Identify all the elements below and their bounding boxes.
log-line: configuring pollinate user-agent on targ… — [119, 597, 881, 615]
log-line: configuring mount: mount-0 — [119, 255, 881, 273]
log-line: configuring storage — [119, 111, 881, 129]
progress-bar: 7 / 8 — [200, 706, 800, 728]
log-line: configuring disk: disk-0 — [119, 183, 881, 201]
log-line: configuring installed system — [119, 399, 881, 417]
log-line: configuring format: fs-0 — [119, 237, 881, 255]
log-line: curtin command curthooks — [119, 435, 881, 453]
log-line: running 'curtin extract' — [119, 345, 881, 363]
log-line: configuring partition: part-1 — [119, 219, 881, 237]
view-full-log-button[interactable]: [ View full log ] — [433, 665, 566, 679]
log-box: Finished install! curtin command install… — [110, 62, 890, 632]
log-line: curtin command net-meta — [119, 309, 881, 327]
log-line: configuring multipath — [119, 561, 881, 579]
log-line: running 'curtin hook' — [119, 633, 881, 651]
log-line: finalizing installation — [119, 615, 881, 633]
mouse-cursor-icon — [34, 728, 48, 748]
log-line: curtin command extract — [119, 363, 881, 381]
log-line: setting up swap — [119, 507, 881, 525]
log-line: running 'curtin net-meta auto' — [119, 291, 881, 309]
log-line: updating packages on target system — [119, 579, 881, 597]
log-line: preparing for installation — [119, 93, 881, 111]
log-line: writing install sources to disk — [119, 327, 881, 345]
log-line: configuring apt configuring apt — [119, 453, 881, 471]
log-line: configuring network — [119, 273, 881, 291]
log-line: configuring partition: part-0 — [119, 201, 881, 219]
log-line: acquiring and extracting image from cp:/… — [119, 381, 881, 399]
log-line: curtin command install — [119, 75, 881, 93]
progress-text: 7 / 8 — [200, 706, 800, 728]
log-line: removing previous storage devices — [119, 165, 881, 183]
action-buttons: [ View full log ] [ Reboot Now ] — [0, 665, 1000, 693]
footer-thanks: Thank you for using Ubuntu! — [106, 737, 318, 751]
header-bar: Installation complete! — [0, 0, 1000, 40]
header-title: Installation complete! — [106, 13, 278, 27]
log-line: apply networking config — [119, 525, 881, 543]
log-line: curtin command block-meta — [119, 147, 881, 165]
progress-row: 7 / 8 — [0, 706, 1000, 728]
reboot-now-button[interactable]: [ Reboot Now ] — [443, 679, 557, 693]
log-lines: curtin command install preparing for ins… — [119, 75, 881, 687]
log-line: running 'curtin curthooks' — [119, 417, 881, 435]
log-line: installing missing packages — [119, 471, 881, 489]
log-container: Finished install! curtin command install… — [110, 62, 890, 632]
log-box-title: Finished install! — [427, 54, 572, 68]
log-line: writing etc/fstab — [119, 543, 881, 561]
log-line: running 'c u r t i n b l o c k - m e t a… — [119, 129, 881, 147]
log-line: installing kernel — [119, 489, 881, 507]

§ **What needs to be done**
Print all of the rows above again, character for character, in their original order.

§ **Expected answer**
Identify all the elements below and their bounding boxes.
log-line: configuring pollinate user-agent on targ… — [119, 597, 881, 615]
log-line: configuring mount: mount-0 — [119, 255, 881, 273]
log-line: configuring storage — [119, 111, 881, 129]
progress-bar: 7 / 8 — [200, 706, 800, 728]
log-line: configuring disk: disk-0 — [119, 183, 881, 201]
log-line: configuring installed system — [119, 399, 881, 417]
log-line: configuring format: fs-0 — [119, 237, 881, 255]
log-line: curtin command curthooks — [119, 435, 881, 453]
log-line: running 'curtin extract' — [119, 345, 881, 363]
log-line: configuring partition: part-1 — [119, 219, 881, 237]
view-full-log-button[interactable]: [ View full log ] — [433, 665, 566, 679]
log-box: Finished install! curtin command install… — [110, 62, 890, 632]
log-line: curtin command net-meta — [119, 309, 881, 327]
log-line: configuring multipath — [119, 561, 881, 579]
log-line: running 'curtin hook' — [119, 633, 881, 651]
log-line: finalizing installation — [119, 615, 881, 633]
mouse-cursor-icon — [34, 728, 48, 748]
log-line: curtin command extract — [119, 363, 881, 381]
log-line: setting up swap — [119, 507, 881, 525]
log-line: running 'curtin net-meta auto' — [119, 291, 881, 309]
log-line: updating packages on target system — [119, 579, 881, 597]
log-line: preparing for installation — [119, 93, 881, 111]
log-line: writing install sources to disk — [119, 327, 881, 345]
log-line: configuring apt configuring apt — [119, 453, 881, 471]
log-line: configuring network — [119, 273, 881, 291]
log-line: configuring partition: part-0 — [119, 201, 881, 219]
log-line: acquiring and extracting image from cp:/… — [119, 381, 881, 399]
log-line: curtin command install — [119, 75, 881, 93]
progress-text: 7 / 8 — [200, 706, 800, 728]
log-line: removing previous storage devices — [119, 165, 881, 183]
action-buttons: [ View full log ] [ Reboot Now ] — [0, 665, 1000, 693]
footer-thanks: Thank you for using Ubuntu! — [106, 737, 318, 751]
header-bar: Installation complete! — [0, 0, 1000, 40]
header-title: Installation complete! — [106, 13, 278, 27]
log-line: apply networking config — [119, 525, 881, 543]
log-line: curtin command block-meta — [119, 147, 881, 165]
progress-row: 7 / 8 — [0, 706, 1000, 728]
reboot-now-button[interactable]: [ Reboot Now ] — [443, 679, 557, 693]
log-lines: curtin command install preparing for ins… — [119, 75, 881, 687]
log-line: running 'curtin curthooks' — [119, 417, 881, 435]
log-line: installing missing packages — [119, 471, 881, 489]
log-container: Finished install! curtin command install… — [110, 62, 890, 632]
log-box-title: Finished install! — [427, 54, 572, 68]
log-line: writing etc/fstab — [119, 543, 881, 561]
log-line: running 'c u r t i n b l o c k - m e t a… — [119, 129, 881, 147]
log-line: installing kernel — [119, 489, 881, 507]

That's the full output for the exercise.